• YOUR OBJECTIVE:
In the layout region records below, substitute "planet-night-side" for every occurrence of "planet-terminator-shadow" and write out all the lines again with nothing else altered. Leave out the pictures.

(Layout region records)
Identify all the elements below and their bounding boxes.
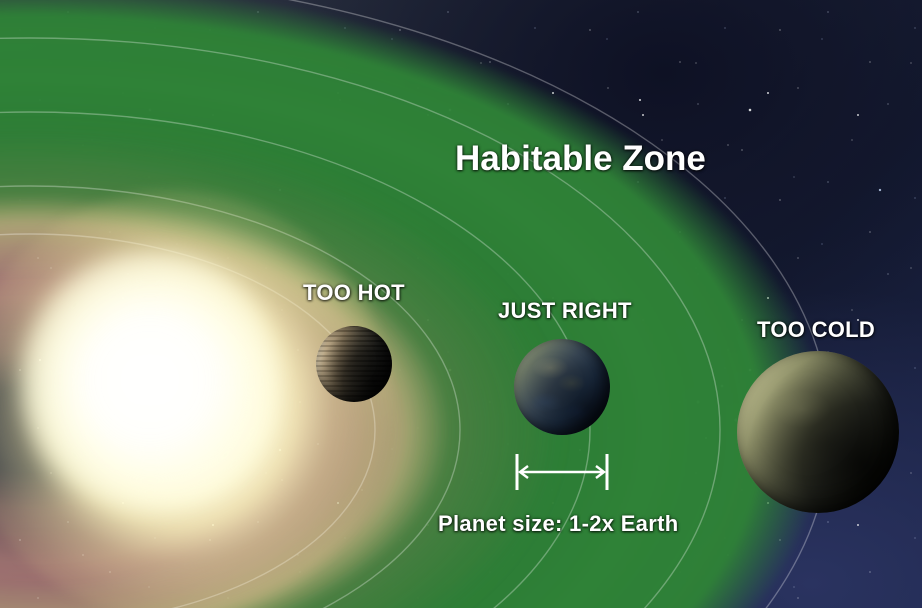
planet-too-hot xyxy=(316,326,392,402)
planet-too-cold xyxy=(737,351,899,513)
zone-label-just-right: JUST RIGHT xyxy=(498,298,632,324)
habitable-zone-infographic: Habitable Zone TOO HOT JUST RIGHT TOO CO… xyxy=(0,0,922,608)
planet-terminator-shadow xyxy=(514,339,610,435)
page-title: Habitable Zone xyxy=(455,139,706,179)
planet-size-caption: Planet size: 1-2x Earth xyxy=(438,511,678,537)
planet-terminator-shadow xyxy=(316,326,392,402)
zone-label-too-cold: TOO COLD xyxy=(757,317,875,343)
star-core xyxy=(20,250,280,510)
planet-terminator-shadow xyxy=(737,351,899,513)
planet-size-measure-bar xyxy=(514,452,610,492)
zone-label-too-hot: TOO HOT xyxy=(303,280,405,306)
planet-just-right xyxy=(514,339,610,435)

• TASK ANSWER:
Identify all the elements below and their bounding boxes.
planet-too-hot xyxy=(316,326,392,402)
planet-too-cold xyxy=(737,351,899,513)
zone-label-just-right: JUST RIGHT xyxy=(498,298,632,324)
habitable-zone-infographic: Habitable Zone TOO HOT JUST RIGHT TOO CO… xyxy=(0,0,922,608)
planet-night-side xyxy=(514,339,610,435)
page-title: Habitable Zone xyxy=(455,139,706,179)
planet-size-caption: Planet size: 1-2x Earth xyxy=(438,511,678,537)
planet-night-side xyxy=(316,326,392,402)
zone-label-too-cold: TOO COLD xyxy=(757,317,875,343)
star-core xyxy=(20,250,280,510)
planet-night-side xyxy=(737,351,899,513)
planet-size-measure-bar xyxy=(514,452,610,492)
zone-label-too-hot: TOO HOT xyxy=(303,280,405,306)
planet-just-right xyxy=(514,339,610,435)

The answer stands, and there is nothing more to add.